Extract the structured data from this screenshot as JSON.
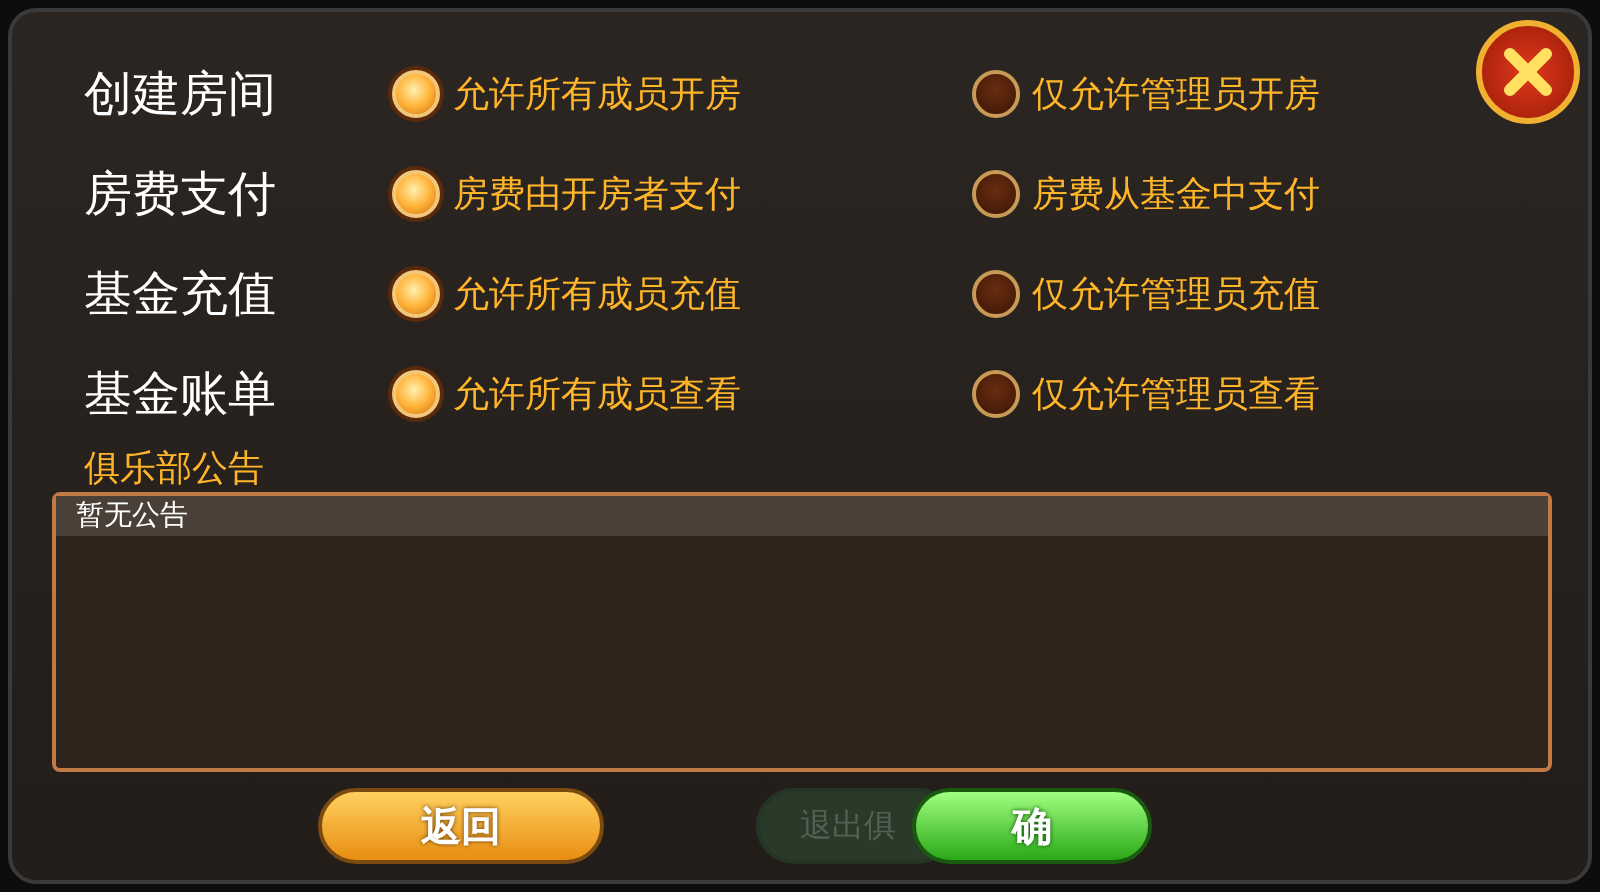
{
  "settings": [
    {
      "label": "创建房间",
      "options": [
        {
          "label": "允许所有成员开房",
          "selected": true
        },
        {
          "label": "仅允许管理员开房",
          "selected": false
        }
      ]
    },
    {
      "label": "房费支付",
      "options": [
        {
          "label": "房费由开房者支付",
          "selected": true
        },
        {
          "label": "房费从基金中支付",
          "selected": false
        }
      ]
    },
    {
      "label": "基金充值",
      "options": [
        {
          "label": "允许所有成员充值",
          "selected": true
        },
        {
          "label": "仅允许管理员充值",
          "selected": false
        }
      ]
    },
    {
      "label": "基金账单",
      "options": [
        {
          "label": "允许所有成员查看",
          "selected": true
        },
        {
          "label": "仅允许管理员查看",
          "selected": false
        }
      ]
    }
  ],
  "notice": {
    "title": "俱乐部公告",
    "header": "暂无公告"
  },
  "buttons": [
    {
      "kind": "back",
      "label": "返回"
    },
    {
      "kind": "faded",
      "label": "退出俱"
    },
    {
      "kind": "confirm",
      "label": "确"
    }
  ]
}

────────────────────

TASK GOAL: From the entries above, output every line exactly and omit any image.

FINISHED EXERCISE:
Extract the structured data from this screenshot as JSON.
{
  "settings": [
    {
      "label": "创建房间",
      "options": [
        {
          "label": "允许所有成员开房",
          "selected": true
        },
        {
          "label": "仅允许管理员开房",
          "selected": false
        }
      ]
    },
    {
      "label": "房费支付",
      "options": [
        {
          "label": "房费由开房者支付",
          "selected": true
        },
        {
          "label": "房费从基金中支付",
          "selected": false
        }
      ]
    },
    {
      "label": "基金充值",
      "options": [
        {
          "label": "允许所有成员充值",
          "selected": true
        },
        {
          "label": "仅允许管理员充值",
          "selected": false
        }
      ]
    },
    {
      "label": "基金账单",
      "options": [
        {
          "label": "允许所有成员查看",
          "selected": true
        },
        {
          "label": "仅允许管理员查看",
          "selected": false
        }
      ]
    }
  ],
  "notice": {
    "title": "俱乐部公告",
    "header": "暂无公告"
  },
  "buttons": [
    {
      "kind": "back",
      "label": "返回"
    },
    {
      "kind": "faded",
      "label": "退出俱"
    },
    {
      "kind": "confirm",
      "label": "确"
    }
  ]
}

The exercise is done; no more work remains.